╭─ SOURCE EXCERPT

4.5. Classification Accuracies

Several widely used accuracy metrics, i.e., the OA, AA, K, and accuracy of each class, are used to assess the final classification results. These metrics are derived from the site-specific confusion matrix. For the PU dataset, regarding CAP1, many samples of Class 1 (Asphalt) are wrongly classified as Class 7 (Bitumen), and several samples of Class 6 (Bare Soil) are classified as Class 2 (Meadows). Concerning CAP2, many samples of Class 1 are wrongly classified as Class 7, and many samples of Class 2 are classified as Class 6. The apparent omission errors appear in Class 1, and Class 8 (Self-Blocking Bricks) is meant to have a considerable intra-class variability. With respect to CNN1, the apparent errors occur between Class 1 and Class 7, Class 2 and Class 6, and Class 3 (Gravel) and Class 8. As for the two baseline classifiers, except for Class 5 (Painted metal sheets) and Class 9 (Shadows), the other classes have obvious omission errors and commission errors. For Class 4 (Trees) with RF and SVM classifiers, many samples are wrongly classified as Class 2, and more samples of Class 2 are incorrectly classified as Class 4. The apparent commission and omission errors between the class pairs demonstrate the low inter-class variability. The classification accuracies obtained for the SA dataset are fairly good. For all models and classifiers, there are no obvious commission and omission errors. Such results indicate the superior performance (i.e., the saturated accuracies) when using a relatively simple dataset.

╰─
╭─ SUPPLIED MATERIAL

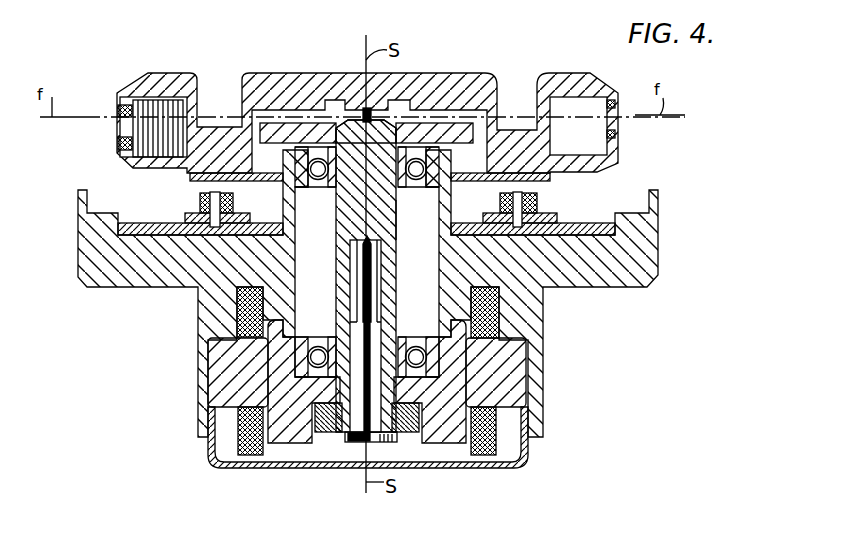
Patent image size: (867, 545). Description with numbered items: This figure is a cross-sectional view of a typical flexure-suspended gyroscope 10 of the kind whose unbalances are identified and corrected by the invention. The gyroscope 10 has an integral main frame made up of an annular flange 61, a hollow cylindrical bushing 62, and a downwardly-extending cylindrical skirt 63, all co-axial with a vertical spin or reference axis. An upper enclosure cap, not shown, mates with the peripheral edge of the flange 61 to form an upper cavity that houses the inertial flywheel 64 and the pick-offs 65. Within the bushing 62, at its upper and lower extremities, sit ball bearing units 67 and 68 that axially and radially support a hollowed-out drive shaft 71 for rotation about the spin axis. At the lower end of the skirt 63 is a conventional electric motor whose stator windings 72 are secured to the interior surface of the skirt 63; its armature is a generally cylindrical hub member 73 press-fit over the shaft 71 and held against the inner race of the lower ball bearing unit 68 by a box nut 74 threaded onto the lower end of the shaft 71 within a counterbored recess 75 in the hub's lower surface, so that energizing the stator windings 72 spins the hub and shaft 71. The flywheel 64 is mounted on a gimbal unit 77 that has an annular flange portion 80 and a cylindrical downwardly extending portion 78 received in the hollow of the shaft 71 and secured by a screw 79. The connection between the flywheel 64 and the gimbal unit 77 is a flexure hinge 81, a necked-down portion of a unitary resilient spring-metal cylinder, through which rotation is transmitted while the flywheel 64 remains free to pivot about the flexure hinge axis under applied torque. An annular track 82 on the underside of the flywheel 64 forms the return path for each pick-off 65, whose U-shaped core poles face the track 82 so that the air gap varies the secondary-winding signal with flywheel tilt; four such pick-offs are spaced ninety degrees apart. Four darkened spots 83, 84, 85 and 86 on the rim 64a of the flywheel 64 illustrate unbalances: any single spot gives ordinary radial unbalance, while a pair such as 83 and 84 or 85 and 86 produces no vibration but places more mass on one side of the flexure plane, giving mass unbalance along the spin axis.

The flexure-suspended gyroscope 10 is at (130, 352).
The annular flange 61 is at (80, 260).
The hollow cylindrical bushing 62 is at (297, 222).
The downwardly-extending cylindrical skirt 63 is at (202, 410).
The inertial flywheel 64 is at (180, 73).
The rim 64a is at (118, 127).
The pick-offs 65 is at (236, 205).
The upper ball bearing unit 67 is at (307, 188).
The lower ball bearing unit 68 is at (423, 334).
The drive shaft 71 is at (397, 247).
The stator windings 72 is at (252, 458).
The hub member 73 is at (290, 393).
The box nut 74 is at (317, 430).
The counterbored recess 75 is at (433, 430).
The gimbal unit 77 is at (352, 133).
The cylindrical downwardly extending portion 78 is at (382, 215).
The screw 79 is at (372, 290).
The annular flange portion 80 is at (283, 138).
The flexure hinge 81 is at (364, 110).
The annular track 82 is at (190, 179).
The darkened spot 83 is at (157, 89).
The darkened spot 84 is at (616, 103).
The darkened spot 85 is at (118, 141).
The darkened spot 86 is at (618, 136).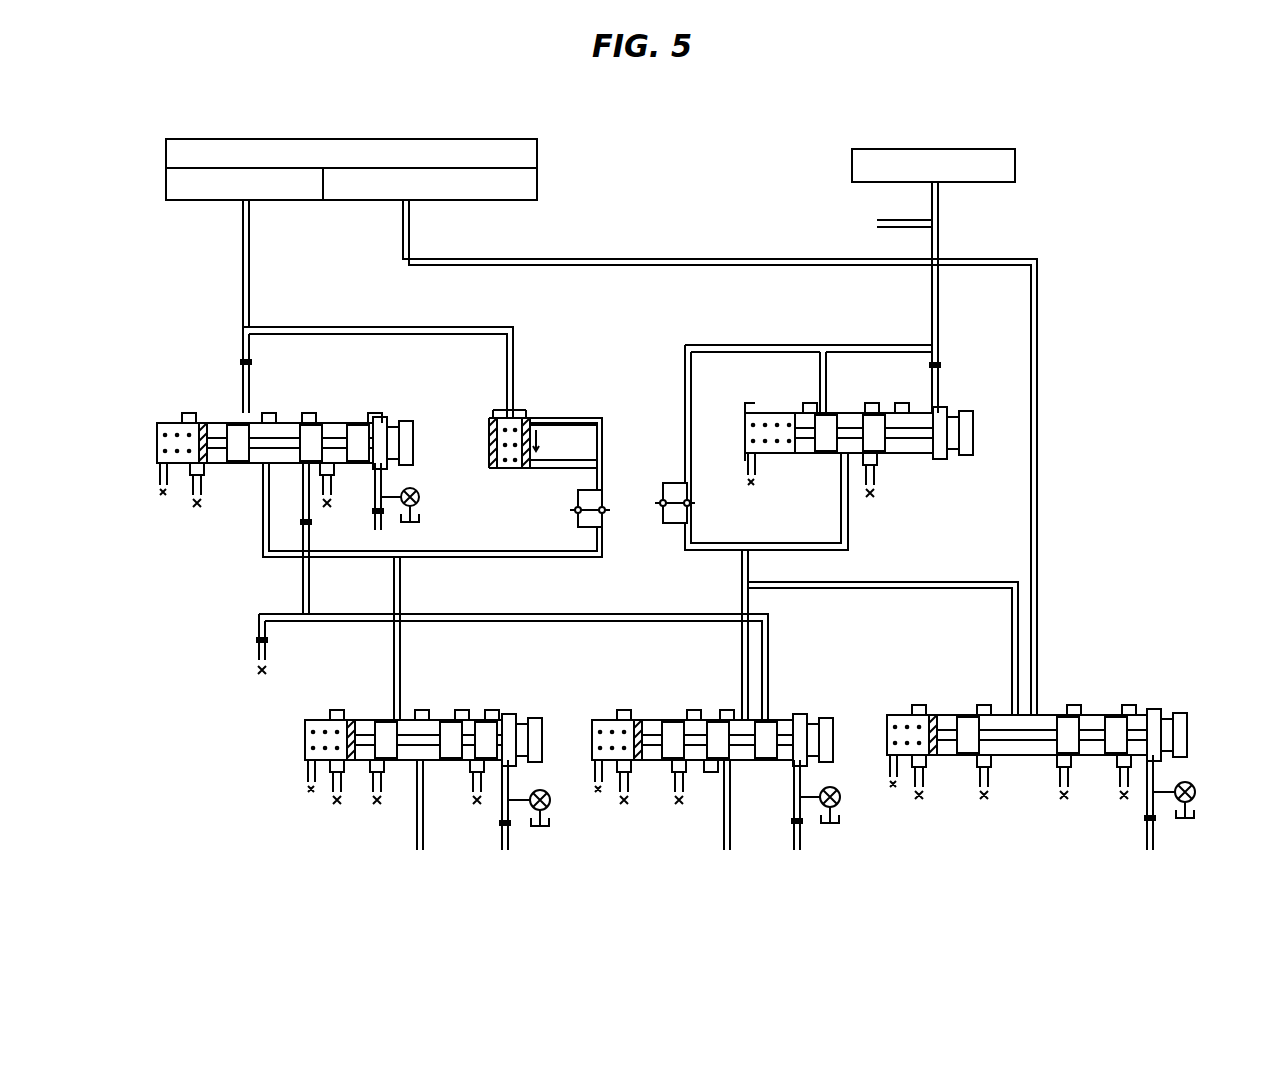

╰─

**SHORT TASK**
Answer these from the classification accuracies section:
(a) Which accuracy metrics are used to assess the final classification results?
(b) On the PU dataset with CAP2, many samples of Class 2 are classified as which class?
(c) What does the section say about commission and omission errors on the SA dataset?

**WRITTEN ANSWER**
(a) The OA, AA, K, and the accuracy of each class.
(b) Class 6 (Bare Soil).
(c) No model or classifier shows obvious commission or omission errors.